▶ Excerpted passage
———

PROVERB PRACTICALS  

 

Proverbs 24:23,  These things also belong to the wise. It is not good to have respect of persons in judgment.

 

Sculptors form an image of justice as a woman holding a scale in her hand measuring the guilt or innocence of a defendant.

 

She balances the evidence to come to a fair and just conclusion.

 

Justice is always pictured with a blindfold over her eyes to show that true justice exercised does not judge on the basis of sight.

 

Justice is to be blind in her deliberations, blind to anything which would detract from impartial execution of fairness to all concerned.

 

Justice is not to be a respecter of persons.

 

It is not good to have respect of persons in judgment our proverb tells us.

The Hebrew word for persons in this proverb literally means face.

Therefore we are not to respect faces in judgment.

The word respect in this proverb means to scrutinize, to look intently at, to acknowledge, to be acquainted with or to care for.

Putting these two thoughts together we may conclude that in judgment we are not to scrutinize, we are not to look intently at or to acknowledge the face of the one being judged.

Doing so will hinder justice.

Justice is blindfolded so that she may not look at the face of the one being judged.

In other words justice is not to come to a conclusion by the sight of the eye.

Justice is to shun image as a means of exercising justice.

We have just witnessed a federal trial where efforts were made to take the blindfold off the eyes of justice.

Videos of the defendant's childhood and happy times were displayed for the juries consideration.

Mother's tears and sad stories were told to invoke emotion so that justice might be compromised, death penalties averted.

Images that appeal to the eye instead of reasoned arguments and solid evidence are becoming the norm in the judicial, political and educational systems of our country.

Scrutiny of the face instead of scrutiny of the evidence to lead to judgment.

The importance of the image of a thing is greater than the thing.

The Lord told Jeremiah in: Jeremiah 1:8,  Be not afraid of their faces: for I am with thee to deliver thee, saith the LORD.

Jeremiah was to deliver truth as a prophet of the Lord.

As such the truth was to be delivered without respect of persons.

And because Jeremiah was not to respect persons in delivering truth, God told him that being afraid of their faces would compromise truth.

Being afraid of their faces is the same as being a respecter of their persons.

For being afraid of their faces would compromise the message that God had for them through Jeremiah.

A preacher who compromises his message and alters his preaching based upon who is in the congregation is a respector of persons, because he is afraid of their faces.

In every sermon he preaches, a preacher chooses whether to reprove, rebuke, or exhort.

Many times this choice takes place in his study as he mentally looks upon the faces of those who will be in the congregation next Sunday.

As he pictures their faces in his mind he prepares of his message accordingly.

Or on Sunday from the pulpit he may look intently at who is in the congregation and decide not to or adjust his reproof, his rebuke, or his exhortation.

He decides to change his message because of what he sees.

———

▶ Problem A
Copy the following lines of the listing exactly, from its first line up to and including the line containing "favour-vitamin-d-label: Favour vitamin-D".

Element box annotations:
———

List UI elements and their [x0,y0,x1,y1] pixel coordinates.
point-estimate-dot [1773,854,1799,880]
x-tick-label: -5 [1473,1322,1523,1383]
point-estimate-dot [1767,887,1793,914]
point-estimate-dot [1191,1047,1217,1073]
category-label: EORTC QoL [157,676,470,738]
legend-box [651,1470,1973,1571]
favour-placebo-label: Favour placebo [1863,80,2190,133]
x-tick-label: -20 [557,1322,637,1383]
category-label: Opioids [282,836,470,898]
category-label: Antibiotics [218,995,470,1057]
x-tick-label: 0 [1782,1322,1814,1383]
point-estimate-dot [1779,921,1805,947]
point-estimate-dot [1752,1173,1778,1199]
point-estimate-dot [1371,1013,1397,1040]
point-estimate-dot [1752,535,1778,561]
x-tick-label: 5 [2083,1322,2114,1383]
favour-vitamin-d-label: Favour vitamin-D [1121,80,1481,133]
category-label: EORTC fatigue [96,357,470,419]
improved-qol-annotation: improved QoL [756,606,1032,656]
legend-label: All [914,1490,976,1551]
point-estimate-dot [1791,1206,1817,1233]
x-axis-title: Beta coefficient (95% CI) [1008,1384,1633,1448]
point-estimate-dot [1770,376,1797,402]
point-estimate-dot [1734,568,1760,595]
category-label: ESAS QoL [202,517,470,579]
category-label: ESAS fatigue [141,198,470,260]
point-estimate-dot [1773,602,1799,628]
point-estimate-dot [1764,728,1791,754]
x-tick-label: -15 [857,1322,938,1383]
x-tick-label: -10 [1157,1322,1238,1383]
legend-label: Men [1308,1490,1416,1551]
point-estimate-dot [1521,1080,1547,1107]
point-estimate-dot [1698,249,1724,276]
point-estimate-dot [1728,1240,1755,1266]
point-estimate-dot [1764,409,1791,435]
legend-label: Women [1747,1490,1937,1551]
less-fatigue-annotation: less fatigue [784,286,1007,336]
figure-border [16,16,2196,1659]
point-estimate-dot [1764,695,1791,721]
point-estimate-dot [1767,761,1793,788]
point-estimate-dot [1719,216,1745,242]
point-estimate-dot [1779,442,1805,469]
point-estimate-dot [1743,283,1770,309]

———

▶ Problem B
Repeat, word for word, the part of the proverb commentary from "Being afraid of their faces is" up to and including "congregation next Sunday.".

▶ Solution A
List UI elements and their [x0,y0,x1,y1] pixel coordinates.
point-estimate-dot [1773,854,1799,880]
x-tick-label: -5 [1473,1322,1523,1383]
point-estimate-dot [1767,887,1793,914]
point-estimate-dot [1191,1047,1217,1073]
category-label: EORTC QoL [157,676,470,738]
legend-box [651,1470,1973,1571]
favour-placebo-label: Favour placebo [1863,80,2190,133]
x-tick-label: -20 [557,1322,637,1383]
category-label: Opioids [282,836,470,898]
category-label: Antibiotics [218,995,470,1057]
x-tick-label: 0 [1782,1322,1814,1383]
point-estimate-dot [1779,921,1805,947]
point-estimate-dot [1752,1173,1778,1199]
point-estimate-dot [1371,1013,1397,1040]
point-estimate-dot [1752,535,1778,561]
x-tick-label: 5 [2083,1322,2114,1383]
favour-vitamin-d-label: Favour vitamin-D [1121,80,1481,133]

▶ Solution B
Being afraid of their faces is the same as being a respecter of their persons.

For being afraid of their faces would compromise the message that God had for them through Jeremiah.

A preacher who compromises his message and alters his preaching based upon who is in the congregation is a respector of persons, because he is afraid of their faces.

In every sermon he preaches, a preacher chooses whether to reprove, rebuke, or exhort.

Many times this choice takes place in his study as he mentally looks upon the faces of those who will be in the congregation next Sunday.